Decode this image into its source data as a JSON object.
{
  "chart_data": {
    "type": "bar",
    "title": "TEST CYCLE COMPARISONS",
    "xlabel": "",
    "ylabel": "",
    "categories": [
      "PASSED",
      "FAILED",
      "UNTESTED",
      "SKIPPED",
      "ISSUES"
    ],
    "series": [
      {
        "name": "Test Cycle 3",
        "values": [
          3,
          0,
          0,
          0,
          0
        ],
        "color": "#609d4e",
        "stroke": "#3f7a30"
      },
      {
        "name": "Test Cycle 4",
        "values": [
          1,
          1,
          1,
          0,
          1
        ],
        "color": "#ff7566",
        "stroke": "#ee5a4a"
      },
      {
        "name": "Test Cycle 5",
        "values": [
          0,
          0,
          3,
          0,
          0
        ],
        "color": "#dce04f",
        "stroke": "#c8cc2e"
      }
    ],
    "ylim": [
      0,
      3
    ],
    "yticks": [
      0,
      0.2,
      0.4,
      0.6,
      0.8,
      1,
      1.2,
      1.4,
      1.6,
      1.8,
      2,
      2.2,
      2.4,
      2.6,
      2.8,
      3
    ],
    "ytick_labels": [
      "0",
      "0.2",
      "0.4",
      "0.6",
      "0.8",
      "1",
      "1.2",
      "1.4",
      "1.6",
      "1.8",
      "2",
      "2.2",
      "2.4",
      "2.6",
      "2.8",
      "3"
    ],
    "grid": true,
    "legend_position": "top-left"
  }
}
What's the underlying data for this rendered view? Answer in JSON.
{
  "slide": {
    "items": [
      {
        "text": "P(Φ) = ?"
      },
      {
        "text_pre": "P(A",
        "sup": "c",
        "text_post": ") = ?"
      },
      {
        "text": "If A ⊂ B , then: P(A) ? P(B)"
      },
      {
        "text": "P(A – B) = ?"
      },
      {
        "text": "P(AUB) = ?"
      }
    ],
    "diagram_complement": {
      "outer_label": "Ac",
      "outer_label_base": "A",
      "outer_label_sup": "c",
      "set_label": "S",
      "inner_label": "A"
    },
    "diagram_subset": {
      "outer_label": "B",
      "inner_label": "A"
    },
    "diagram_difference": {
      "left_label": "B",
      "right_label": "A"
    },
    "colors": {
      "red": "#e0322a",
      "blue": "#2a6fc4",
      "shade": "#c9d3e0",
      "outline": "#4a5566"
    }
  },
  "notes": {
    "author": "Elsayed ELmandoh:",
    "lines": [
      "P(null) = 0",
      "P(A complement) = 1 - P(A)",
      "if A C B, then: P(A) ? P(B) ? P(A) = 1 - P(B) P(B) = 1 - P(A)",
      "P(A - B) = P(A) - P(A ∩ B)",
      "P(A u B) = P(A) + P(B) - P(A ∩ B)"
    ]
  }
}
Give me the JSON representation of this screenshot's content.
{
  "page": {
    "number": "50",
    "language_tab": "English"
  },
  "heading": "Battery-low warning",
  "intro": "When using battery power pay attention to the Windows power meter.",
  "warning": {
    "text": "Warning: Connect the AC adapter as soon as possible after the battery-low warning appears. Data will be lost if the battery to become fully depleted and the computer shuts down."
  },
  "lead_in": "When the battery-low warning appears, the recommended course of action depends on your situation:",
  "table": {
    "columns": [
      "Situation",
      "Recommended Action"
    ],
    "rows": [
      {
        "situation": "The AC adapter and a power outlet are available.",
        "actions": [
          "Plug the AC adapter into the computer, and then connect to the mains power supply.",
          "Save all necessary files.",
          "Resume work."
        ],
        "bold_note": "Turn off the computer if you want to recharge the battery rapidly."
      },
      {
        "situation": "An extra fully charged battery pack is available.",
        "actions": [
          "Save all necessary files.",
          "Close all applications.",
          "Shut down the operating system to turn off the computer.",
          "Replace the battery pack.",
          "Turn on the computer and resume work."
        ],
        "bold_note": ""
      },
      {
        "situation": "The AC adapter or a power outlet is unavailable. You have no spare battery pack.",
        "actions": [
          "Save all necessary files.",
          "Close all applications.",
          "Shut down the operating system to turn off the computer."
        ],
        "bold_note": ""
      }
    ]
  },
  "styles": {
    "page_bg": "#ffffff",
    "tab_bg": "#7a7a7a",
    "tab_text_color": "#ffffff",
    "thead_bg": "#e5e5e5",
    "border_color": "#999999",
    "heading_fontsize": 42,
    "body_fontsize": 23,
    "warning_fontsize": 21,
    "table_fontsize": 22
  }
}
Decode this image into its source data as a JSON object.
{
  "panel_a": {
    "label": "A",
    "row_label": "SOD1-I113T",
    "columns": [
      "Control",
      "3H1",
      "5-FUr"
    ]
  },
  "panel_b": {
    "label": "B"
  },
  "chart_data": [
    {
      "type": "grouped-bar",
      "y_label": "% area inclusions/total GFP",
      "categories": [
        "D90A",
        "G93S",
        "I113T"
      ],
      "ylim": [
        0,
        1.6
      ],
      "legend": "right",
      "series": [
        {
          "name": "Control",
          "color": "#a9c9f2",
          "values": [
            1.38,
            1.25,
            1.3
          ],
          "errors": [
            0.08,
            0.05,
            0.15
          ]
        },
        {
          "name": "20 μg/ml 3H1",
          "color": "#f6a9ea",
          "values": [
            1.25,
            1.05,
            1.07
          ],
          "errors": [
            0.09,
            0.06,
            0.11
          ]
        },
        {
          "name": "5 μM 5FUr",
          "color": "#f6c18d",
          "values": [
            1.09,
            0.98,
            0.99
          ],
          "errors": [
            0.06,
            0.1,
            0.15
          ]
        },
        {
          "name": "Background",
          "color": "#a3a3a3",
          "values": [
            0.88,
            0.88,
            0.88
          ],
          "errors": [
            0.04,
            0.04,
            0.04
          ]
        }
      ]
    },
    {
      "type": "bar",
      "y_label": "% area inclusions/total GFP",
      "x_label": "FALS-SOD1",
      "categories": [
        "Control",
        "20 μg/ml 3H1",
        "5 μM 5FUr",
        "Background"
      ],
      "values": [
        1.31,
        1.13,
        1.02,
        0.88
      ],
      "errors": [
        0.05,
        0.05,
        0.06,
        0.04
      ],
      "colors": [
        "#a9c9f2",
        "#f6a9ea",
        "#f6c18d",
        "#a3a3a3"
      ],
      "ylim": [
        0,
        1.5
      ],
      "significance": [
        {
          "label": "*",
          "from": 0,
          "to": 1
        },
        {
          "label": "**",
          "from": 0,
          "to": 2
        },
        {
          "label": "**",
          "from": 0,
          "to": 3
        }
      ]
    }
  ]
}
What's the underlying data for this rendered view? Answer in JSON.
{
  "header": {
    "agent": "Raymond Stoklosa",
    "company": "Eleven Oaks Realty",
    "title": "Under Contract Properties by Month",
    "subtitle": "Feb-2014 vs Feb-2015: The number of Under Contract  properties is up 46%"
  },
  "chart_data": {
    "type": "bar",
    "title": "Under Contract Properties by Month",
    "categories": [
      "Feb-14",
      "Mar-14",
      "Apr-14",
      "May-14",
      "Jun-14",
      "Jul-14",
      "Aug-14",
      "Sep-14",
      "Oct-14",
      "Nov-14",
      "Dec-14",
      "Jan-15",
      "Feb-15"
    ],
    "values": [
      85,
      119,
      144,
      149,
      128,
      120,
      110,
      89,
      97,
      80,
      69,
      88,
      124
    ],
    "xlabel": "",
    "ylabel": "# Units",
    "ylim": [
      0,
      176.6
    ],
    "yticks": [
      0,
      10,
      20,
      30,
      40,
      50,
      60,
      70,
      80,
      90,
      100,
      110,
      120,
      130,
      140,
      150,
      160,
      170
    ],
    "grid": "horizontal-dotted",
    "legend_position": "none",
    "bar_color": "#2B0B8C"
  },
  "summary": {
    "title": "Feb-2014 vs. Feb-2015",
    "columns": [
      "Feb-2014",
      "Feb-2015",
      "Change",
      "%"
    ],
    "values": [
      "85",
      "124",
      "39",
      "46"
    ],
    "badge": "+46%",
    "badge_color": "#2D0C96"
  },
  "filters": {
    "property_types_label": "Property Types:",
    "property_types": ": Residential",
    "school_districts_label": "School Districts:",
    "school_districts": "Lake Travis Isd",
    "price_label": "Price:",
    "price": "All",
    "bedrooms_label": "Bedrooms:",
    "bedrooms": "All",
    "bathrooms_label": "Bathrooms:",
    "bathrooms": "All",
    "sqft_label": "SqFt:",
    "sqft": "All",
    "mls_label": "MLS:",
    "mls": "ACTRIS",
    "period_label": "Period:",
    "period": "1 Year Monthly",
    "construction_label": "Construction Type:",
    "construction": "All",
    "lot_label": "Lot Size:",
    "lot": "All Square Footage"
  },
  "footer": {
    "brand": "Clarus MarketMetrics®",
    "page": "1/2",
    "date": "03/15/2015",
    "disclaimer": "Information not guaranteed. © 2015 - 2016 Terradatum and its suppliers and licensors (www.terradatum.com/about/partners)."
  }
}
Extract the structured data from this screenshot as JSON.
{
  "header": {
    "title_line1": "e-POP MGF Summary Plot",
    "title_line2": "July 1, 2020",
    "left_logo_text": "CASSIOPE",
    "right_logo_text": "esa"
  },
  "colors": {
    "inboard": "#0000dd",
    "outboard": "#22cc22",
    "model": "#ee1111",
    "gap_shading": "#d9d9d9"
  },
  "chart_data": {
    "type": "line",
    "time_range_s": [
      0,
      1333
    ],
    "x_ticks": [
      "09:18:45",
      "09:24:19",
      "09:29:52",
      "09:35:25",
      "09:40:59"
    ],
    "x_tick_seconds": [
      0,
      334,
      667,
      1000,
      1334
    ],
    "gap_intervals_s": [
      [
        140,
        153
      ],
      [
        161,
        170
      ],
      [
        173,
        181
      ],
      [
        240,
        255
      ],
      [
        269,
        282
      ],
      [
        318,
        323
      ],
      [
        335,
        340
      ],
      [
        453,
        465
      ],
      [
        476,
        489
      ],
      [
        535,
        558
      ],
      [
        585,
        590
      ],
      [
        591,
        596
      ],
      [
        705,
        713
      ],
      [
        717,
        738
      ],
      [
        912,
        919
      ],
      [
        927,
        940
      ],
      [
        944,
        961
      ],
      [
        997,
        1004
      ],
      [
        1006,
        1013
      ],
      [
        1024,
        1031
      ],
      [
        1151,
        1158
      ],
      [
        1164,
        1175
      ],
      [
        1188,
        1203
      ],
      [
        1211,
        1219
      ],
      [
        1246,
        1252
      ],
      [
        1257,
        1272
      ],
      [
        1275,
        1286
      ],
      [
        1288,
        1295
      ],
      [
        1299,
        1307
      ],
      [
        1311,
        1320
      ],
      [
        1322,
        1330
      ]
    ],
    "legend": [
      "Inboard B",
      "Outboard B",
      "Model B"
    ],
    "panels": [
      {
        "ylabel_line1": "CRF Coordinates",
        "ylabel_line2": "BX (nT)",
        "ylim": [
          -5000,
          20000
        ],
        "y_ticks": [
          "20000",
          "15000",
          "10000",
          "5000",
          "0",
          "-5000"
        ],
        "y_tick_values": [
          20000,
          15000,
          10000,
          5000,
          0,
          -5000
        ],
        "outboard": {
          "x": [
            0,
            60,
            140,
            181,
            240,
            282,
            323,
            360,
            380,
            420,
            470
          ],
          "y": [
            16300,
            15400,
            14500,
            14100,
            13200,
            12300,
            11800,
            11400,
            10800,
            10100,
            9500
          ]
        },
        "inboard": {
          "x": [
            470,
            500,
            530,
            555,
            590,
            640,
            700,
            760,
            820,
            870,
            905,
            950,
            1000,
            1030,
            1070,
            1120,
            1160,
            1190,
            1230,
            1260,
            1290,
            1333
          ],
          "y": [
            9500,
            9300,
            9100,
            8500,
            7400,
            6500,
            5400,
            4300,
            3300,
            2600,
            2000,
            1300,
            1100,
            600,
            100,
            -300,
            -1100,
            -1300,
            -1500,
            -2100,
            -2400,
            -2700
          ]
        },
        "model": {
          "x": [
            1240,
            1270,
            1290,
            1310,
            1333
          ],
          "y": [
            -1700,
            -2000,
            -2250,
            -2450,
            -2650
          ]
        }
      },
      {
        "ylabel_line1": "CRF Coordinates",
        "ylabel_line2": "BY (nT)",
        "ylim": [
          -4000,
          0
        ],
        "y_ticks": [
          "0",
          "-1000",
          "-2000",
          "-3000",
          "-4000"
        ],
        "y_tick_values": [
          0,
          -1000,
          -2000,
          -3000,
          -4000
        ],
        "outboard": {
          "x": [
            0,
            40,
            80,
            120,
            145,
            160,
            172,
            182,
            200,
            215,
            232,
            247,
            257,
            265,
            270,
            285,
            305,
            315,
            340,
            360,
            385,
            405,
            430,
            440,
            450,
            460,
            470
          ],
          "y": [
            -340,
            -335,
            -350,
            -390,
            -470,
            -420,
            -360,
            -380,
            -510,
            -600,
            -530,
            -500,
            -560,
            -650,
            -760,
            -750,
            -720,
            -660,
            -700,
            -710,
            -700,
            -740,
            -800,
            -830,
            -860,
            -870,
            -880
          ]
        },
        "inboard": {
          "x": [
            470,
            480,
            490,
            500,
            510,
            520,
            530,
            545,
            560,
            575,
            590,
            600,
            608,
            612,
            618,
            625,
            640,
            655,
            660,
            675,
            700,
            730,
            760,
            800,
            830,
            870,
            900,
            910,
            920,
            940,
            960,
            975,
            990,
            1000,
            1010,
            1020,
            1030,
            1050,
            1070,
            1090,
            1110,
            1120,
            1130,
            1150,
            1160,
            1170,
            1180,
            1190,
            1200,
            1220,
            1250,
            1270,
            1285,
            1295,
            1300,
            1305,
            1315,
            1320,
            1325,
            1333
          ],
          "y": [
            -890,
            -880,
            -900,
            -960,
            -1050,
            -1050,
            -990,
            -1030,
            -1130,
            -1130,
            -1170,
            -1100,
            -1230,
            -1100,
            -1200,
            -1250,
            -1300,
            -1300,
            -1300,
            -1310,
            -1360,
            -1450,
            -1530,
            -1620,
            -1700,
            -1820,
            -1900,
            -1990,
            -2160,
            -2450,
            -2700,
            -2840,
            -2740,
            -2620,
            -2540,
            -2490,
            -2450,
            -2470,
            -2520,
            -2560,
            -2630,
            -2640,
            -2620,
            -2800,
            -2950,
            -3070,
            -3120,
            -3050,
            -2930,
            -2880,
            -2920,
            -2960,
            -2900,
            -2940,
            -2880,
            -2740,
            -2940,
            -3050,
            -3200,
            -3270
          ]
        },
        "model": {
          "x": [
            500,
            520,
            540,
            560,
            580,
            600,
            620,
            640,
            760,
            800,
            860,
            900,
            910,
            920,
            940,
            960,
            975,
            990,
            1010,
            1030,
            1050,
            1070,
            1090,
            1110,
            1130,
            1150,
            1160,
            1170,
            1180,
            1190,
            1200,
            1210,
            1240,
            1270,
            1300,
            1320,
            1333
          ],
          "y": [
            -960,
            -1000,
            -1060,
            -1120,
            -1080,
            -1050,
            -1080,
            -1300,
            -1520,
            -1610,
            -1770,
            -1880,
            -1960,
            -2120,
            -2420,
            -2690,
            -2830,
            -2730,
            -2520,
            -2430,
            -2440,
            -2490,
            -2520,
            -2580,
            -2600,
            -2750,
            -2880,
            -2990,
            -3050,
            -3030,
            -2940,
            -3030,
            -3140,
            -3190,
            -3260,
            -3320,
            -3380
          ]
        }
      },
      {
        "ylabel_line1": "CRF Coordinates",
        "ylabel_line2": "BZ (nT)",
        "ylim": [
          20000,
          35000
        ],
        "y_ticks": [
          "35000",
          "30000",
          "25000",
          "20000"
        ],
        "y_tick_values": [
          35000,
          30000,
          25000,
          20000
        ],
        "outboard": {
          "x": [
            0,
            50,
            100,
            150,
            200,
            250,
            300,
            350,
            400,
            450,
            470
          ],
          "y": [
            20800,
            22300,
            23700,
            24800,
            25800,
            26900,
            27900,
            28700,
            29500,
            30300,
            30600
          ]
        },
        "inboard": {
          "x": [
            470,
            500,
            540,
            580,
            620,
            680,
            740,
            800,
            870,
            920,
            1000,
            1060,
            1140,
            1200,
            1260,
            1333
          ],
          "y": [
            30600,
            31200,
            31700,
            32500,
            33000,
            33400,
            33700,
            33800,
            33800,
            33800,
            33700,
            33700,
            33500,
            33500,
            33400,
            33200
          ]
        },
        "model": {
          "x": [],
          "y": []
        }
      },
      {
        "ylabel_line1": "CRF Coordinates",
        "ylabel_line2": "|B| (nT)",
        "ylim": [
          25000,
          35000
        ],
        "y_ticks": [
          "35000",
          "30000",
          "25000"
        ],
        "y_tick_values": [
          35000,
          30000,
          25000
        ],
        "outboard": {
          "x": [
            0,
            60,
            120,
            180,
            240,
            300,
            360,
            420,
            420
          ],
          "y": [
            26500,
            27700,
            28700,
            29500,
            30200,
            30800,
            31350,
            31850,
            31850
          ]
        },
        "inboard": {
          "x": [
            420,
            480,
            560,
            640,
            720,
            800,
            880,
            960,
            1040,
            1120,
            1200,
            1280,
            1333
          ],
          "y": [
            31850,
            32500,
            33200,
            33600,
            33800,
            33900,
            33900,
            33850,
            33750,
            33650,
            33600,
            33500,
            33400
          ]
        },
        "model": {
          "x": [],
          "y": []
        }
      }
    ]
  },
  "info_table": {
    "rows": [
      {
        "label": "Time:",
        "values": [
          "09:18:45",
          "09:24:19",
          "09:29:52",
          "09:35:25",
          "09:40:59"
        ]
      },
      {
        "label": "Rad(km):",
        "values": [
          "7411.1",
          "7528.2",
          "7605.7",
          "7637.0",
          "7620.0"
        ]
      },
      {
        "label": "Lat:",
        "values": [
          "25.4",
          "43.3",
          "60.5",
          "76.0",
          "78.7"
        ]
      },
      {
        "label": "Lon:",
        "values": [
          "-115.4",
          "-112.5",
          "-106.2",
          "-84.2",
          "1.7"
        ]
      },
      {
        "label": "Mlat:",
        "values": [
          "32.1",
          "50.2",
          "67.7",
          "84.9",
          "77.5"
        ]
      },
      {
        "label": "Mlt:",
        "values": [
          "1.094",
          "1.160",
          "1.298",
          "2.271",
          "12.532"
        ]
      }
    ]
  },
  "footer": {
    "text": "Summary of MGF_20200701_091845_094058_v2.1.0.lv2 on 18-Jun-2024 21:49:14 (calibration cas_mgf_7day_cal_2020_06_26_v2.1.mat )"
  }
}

+++

• **Exercise brief**: From the records above, pull out every line containing the word "stroke".

• **Complete answer**:
        "stroke": "#3f7a30"
        "stroke": "#ee5a4a"
        "stroke": "#c8cc2e"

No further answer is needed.